● **THE REQUEST**
Reproduce the listing below word for word, line by line.
= = = =
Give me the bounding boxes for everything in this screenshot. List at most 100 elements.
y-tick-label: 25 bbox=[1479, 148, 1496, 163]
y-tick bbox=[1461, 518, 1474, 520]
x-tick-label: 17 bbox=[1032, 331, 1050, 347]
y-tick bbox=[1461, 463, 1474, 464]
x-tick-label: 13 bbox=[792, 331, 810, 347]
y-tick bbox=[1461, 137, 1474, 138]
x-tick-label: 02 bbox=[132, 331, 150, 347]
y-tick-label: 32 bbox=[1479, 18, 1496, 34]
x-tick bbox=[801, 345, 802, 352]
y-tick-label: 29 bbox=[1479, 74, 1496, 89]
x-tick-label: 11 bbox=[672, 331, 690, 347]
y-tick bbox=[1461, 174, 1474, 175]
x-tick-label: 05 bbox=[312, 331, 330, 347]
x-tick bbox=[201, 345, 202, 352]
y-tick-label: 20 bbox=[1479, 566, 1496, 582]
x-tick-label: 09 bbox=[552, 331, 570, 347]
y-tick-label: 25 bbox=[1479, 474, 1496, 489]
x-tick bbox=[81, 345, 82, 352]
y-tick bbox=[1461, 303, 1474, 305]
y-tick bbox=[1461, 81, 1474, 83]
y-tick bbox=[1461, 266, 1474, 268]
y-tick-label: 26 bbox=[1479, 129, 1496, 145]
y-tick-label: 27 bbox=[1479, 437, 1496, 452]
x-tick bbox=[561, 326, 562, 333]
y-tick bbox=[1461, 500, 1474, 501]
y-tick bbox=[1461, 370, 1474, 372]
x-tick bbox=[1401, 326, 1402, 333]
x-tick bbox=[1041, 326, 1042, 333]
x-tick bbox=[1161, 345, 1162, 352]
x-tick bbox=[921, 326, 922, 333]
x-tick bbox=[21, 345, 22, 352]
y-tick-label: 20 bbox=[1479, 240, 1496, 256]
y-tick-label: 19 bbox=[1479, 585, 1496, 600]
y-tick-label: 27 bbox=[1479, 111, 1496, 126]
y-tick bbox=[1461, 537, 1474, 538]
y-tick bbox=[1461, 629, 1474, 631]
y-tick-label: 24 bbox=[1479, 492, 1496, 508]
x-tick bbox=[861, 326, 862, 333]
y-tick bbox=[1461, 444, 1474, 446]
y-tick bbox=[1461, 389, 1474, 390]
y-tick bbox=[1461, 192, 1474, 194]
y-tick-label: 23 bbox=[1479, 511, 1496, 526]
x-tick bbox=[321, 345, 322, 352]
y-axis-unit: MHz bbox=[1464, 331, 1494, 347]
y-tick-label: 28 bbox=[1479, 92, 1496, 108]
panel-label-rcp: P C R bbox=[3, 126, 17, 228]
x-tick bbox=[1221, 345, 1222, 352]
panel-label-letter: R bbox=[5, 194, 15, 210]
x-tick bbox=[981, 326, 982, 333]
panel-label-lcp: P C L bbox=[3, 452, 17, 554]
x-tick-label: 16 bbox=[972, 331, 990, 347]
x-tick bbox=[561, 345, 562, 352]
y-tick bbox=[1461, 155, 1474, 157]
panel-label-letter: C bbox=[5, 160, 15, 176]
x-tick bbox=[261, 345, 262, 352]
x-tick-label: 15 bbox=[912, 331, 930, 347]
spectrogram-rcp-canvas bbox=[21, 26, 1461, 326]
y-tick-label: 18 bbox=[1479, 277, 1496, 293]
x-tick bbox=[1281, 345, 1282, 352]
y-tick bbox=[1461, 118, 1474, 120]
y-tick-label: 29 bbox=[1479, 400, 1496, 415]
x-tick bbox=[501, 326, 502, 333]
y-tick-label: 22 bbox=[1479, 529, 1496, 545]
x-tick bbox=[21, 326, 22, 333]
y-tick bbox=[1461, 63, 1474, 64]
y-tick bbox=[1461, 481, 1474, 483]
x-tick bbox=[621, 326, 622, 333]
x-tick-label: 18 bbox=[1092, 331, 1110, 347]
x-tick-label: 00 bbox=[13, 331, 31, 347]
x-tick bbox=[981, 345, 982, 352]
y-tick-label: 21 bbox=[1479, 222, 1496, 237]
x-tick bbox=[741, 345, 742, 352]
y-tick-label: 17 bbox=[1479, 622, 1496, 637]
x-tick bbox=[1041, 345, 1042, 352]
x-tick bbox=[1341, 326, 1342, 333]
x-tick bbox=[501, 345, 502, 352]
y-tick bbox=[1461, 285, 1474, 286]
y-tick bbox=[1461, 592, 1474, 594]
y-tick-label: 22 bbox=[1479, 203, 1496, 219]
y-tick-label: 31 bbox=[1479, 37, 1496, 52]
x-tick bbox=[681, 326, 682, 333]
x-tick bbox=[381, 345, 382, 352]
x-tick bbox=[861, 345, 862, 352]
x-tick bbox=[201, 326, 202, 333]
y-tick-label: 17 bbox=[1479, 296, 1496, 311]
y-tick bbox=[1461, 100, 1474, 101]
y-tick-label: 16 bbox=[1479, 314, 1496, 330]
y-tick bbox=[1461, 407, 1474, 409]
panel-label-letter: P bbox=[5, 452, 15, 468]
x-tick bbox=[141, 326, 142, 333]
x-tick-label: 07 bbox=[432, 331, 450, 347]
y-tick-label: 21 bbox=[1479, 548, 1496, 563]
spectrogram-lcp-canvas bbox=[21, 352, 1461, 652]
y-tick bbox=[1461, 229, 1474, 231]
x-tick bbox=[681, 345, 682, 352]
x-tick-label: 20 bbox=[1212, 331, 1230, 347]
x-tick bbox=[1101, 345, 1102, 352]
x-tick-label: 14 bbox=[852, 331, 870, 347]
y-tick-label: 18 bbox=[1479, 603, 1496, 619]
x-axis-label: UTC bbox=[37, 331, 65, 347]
= = = =
● **RESPONSE TO THE TASK**
Give me the bounding boxes for everything in this screenshot. List at most 100 elements.
y-tick-label: 25 bbox=[1479, 148, 1496, 163]
y-tick bbox=[1461, 518, 1474, 520]
x-tick-label: 17 bbox=[1032, 331, 1050, 347]
y-tick bbox=[1461, 463, 1474, 464]
x-tick-label: 13 bbox=[792, 331, 810, 347]
y-tick bbox=[1461, 137, 1474, 138]
x-tick-label: 02 bbox=[132, 331, 150, 347]
y-tick-label: 32 bbox=[1479, 18, 1496, 34]
x-tick bbox=[801, 345, 802, 352]
y-tick-label: 29 bbox=[1479, 74, 1496, 89]
x-tick-label: 11 bbox=[672, 331, 690, 347]
y-tick bbox=[1461, 174, 1474, 175]
x-tick-label: 05 bbox=[312, 331, 330, 347]
x-tick bbox=[201, 345, 202, 352]
y-tick-label: 20 bbox=[1479, 566, 1496, 582]
x-tick-label: 09 bbox=[552, 331, 570, 347]
y-tick-label: 25 bbox=[1479, 474, 1496, 489]
x-tick bbox=[81, 345, 82, 352]
y-tick bbox=[1461, 303, 1474, 305]
y-tick bbox=[1461, 81, 1474, 83]
y-tick bbox=[1461, 266, 1474, 268]
y-tick-label: 26 bbox=[1479, 129, 1496, 145]
y-tick-label: 27 bbox=[1479, 437, 1496, 452]
x-tick bbox=[561, 326, 562, 333]
y-tick bbox=[1461, 500, 1474, 501]
y-tick bbox=[1461, 370, 1474, 372]
x-tick bbox=[1401, 326, 1402, 333]
x-tick bbox=[1041, 326, 1042, 333]
x-tick bbox=[1161, 345, 1162, 352]
x-tick bbox=[921, 326, 922, 333]
x-tick bbox=[21, 345, 22, 352]
y-tick-label: 20 bbox=[1479, 240, 1496, 256]
y-tick-label: 19 bbox=[1479, 585, 1496, 600]
y-tick-label: 27 bbox=[1479, 111, 1496, 126]
y-tick bbox=[1461, 537, 1474, 538]
y-tick bbox=[1461, 629, 1474, 631]
y-tick-label: 24 bbox=[1479, 492, 1496, 508]
x-tick bbox=[861, 326, 862, 333]
y-tick bbox=[1461, 444, 1474, 446]
y-tick bbox=[1461, 389, 1474, 390]
y-tick bbox=[1461, 192, 1474, 194]
y-tick-label: 23 bbox=[1479, 511, 1496, 526]
x-tick bbox=[321, 345, 322, 352]
y-axis-unit: MHz bbox=[1464, 331, 1494, 347]
y-tick-label: 28 bbox=[1479, 92, 1496, 108]
panel-label-rcp: P C R bbox=[3, 126, 17, 228]
x-tick bbox=[1221, 345, 1222, 352]
panel-label-letter: R bbox=[5, 194, 15, 210]
x-tick bbox=[981, 326, 982, 333]
panel-label-lcp: P C L bbox=[3, 452, 17, 554]
x-tick-label: 16 bbox=[972, 331, 990, 347]
x-tick bbox=[561, 345, 562, 352]
y-tick bbox=[1461, 155, 1474, 157]
panel-label-letter: C bbox=[5, 160, 15, 176]
x-tick bbox=[261, 345, 262, 352]
x-tick-label: 15 bbox=[912, 331, 930, 347]
spectrogram-rcp-canvas bbox=[21, 26, 1461, 326]
y-tick-label: 18 bbox=[1479, 277, 1496, 293]
x-tick bbox=[1281, 345, 1282, 352]
y-tick bbox=[1461, 118, 1474, 120]
y-tick-label: 29 bbox=[1479, 400, 1496, 415]
x-tick bbox=[501, 326, 502, 333]
y-tick-label: 22 bbox=[1479, 529, 1496, 545]
x-tick bbox=[21, 326, 22, 333]
y-tick bbox=[1461, 63, 1474, 64]
y-tick bbox=[1461, 481, 1474, 483]
x-tick bbox=[621, 326, 622, 333]
x-tick-label: 18 bbox=[1092, 331, 1110, 347]
x-tick-label: 00 bbox=[13, 331, 31, 347]
x-tick bbox=[981, 345, 982, 352]
y-tick-label: 21 bbox=[1479, 222, 1496, 237]
x-tick bbox=[741, 345, 742, 352]
y-tick-label: 17 bbox=[1479, 622, 1496, 637]
x-tick bbox=[1041, 345, 1042, 352]
x-tick bbox=[1341, 326, 1342, 333]
x-tick bbox=[501, 345, 502, 352]
y-tick bbox=[1461, 285, 1474, 286]
y-tick bbox=[1461, 592, 1474, 594]
y-tick-label: 22 bbox=[1479, 203, 1496, 219]
y-tick-label: 31 bbox=[1479, 37, 1496, 52]
x-tick bbox=[681, 326, 682, 333]
x-tick bbox=[381, 345, 382, 352]
x-tick bbox=[861, 345, 862, 352]
x-tick bbox=[201, 326, 202, 333]
y-tick-label: 17 bbox=[1479, 296, 1496, 311]
y-tick bbox=[1461, 100, 1474, 101]
y-tick-label: 16 bbox=[1479, 314, 1496, 330]
y-tick bbox=[1461, 407, 1474, 409]
panel-label-letter: P bbox=[5, 452, 15, 468]
x-tick bbox=[141, 326, 142, 333]
x-tick-label: 07 bbox=[432, 331, 450, 347]
y-tick-label: 21 bbox=[1479, 548, 1496, 563]
spectrogram-lcp-canvas bbox=[21, 352, 1461, 652]
y-tick bbox=[1461, 229, 1474, 231]
x-tick bbox=[681, 345, 682, 352]
x-tick-label: 20 bbox=[1212, 331, 1230, 347]
x-tick bbox=[1101, 345, 1102, 352]
x-tick-label: 14 bbox=[852, 331, 870, 347]
y-tick-label: 18 bbox=[1479, 603, 1496, 619]
x-axis-label: UTC bbox=[37, 331, 65, 347]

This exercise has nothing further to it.